## Task instructions:
Could every line of the data be printed exactly as it reads?

## Source data:
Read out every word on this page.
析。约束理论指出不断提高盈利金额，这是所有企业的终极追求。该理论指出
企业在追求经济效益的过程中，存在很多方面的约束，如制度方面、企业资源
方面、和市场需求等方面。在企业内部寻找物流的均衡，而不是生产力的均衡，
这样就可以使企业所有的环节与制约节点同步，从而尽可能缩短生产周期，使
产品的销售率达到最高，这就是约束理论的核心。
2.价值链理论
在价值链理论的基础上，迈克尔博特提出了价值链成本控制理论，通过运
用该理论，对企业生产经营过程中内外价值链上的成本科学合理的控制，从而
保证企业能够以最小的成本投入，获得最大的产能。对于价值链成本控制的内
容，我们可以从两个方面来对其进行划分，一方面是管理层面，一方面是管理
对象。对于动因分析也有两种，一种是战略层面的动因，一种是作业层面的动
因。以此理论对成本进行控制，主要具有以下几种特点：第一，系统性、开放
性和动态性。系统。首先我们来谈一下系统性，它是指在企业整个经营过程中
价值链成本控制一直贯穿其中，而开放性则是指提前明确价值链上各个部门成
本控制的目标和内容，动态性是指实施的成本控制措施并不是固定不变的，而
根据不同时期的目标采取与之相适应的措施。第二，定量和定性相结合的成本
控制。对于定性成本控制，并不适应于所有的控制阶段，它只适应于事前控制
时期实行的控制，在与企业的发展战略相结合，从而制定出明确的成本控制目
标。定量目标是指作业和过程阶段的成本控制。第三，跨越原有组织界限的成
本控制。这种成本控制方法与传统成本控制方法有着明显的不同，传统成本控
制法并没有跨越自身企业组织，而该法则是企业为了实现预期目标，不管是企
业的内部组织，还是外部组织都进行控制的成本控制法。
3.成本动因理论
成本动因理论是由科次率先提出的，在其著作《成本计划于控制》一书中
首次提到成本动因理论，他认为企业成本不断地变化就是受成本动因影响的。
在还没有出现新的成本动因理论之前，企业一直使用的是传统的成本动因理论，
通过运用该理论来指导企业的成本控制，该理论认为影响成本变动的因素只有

## Answer:
Read out every word on this page.
析。约束理论指出不断提高盈利金额，这是所有企业的终极追求。该理论指出
企业在追求经济效益的过程中，存在很多方面的约束，如制度方面、企业资源
方面、和市场需求等方面。在企业内部寻找物流的均衡，而不是生产力的均衡，
这样就可以使企业所有的环节与制约节点同步，从而尽可能缩短生产周期，使
产品的销售率达到最高，这就是约束理论的核心。
2.价值链理论
在价值链理论的基础上，迈克尔博特提出了价值链成本控制理论，通过运
用该理论，对企业生产经营过程中内外价值链上的成本科学合理的控制，从而
保证企业能够以最小的成本投入，获得最大的产能。对于价值链成本控制的内
容，我们可以从两个方面来对其进行划分，一方面是管理层面，一方面是管理
对象。对于动因分析也有两种，一种是战略层面的动因，一种是作业层面的动
因。以此理论对成本进行控制，主要具有以下几种特点：第一，系统性、开放
性和动态性。系统。首先我们来谈一下系统性，它是指在企业整个经营过程中
价值链成本控制一直贯穿其中，而开放性则是指提前明确价值链上各个部门成
本控制的目标和内容，动态性是指实施的成本控制措施并不是固定不变的，而
根据不同时期的目标采取与之相适应的措施。第二，定量和定性相结合的成本
控制。对于定性成本控制，并不适应于所有的控制阶段，它只适应于事前控制
时期实行的控制，在与企业的发展战略相结合，从而制定出明确的成本控制目
标。定量目标是指作业和过程阶段的成本控制。第三，跨越原有组织界限的成
本控制。这种成本控制方法与传统成本控制方法有着明显的不同，传统成本控
制法并没有跨越自身企业组织，而该法则是企业为了实现预期目标，不管是企
业的内部组织，还是外部组织都进行控制的成本控制法。
3.成本动因理论
成本动因理论是由科次率先提出的，在其著作《成本计划于控制》一书中
首次提到成本动因理论，他认为企业成本不断地变化就是受成本动因影响的。
在还没有出现新的成本动因理论之前，企业一直使用的是传统的成本动因理论，
通过运用该理论来指导企业的成本控制，该理论认为影响成本变动的因素只有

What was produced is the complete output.